- _WHAT NEEDS TO BE DONE_
In the entries below, find the lines that contain the word "собственные" and copy them.

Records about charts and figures

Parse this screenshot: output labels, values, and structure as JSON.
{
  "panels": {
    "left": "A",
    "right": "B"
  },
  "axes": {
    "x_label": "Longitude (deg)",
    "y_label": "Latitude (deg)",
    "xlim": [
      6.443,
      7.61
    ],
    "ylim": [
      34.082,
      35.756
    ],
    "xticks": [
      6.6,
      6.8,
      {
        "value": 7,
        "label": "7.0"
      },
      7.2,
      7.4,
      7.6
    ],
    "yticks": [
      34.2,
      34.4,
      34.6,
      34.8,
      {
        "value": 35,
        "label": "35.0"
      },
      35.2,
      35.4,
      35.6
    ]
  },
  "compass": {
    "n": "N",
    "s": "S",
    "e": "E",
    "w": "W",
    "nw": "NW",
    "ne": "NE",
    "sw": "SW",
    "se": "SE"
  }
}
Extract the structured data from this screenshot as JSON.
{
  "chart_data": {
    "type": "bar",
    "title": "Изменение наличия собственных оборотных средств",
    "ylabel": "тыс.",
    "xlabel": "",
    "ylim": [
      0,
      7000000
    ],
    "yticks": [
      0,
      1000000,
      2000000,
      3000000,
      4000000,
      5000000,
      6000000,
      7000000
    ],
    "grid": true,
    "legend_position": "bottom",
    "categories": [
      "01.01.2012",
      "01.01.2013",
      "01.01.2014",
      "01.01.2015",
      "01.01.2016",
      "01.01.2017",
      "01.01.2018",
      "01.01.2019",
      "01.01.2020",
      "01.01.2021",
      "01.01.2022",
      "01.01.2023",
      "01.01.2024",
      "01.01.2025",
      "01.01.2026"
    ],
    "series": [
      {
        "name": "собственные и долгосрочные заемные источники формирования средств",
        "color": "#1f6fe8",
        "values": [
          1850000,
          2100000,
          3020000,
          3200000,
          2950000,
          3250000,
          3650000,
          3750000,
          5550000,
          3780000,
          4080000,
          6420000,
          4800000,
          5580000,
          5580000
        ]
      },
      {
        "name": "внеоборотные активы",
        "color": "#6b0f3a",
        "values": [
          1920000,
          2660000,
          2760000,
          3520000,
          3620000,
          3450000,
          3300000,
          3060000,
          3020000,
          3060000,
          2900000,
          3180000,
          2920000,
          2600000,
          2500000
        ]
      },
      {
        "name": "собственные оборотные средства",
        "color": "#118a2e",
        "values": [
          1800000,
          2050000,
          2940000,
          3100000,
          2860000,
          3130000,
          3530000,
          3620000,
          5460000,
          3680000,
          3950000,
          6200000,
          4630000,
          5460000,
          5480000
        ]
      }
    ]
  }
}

- _SOLUTION FOR THIS EXERCISE_
        "name": "собственные и долгосрочные заемные источники формирования средств",
        "name": "собственные оборотные средства",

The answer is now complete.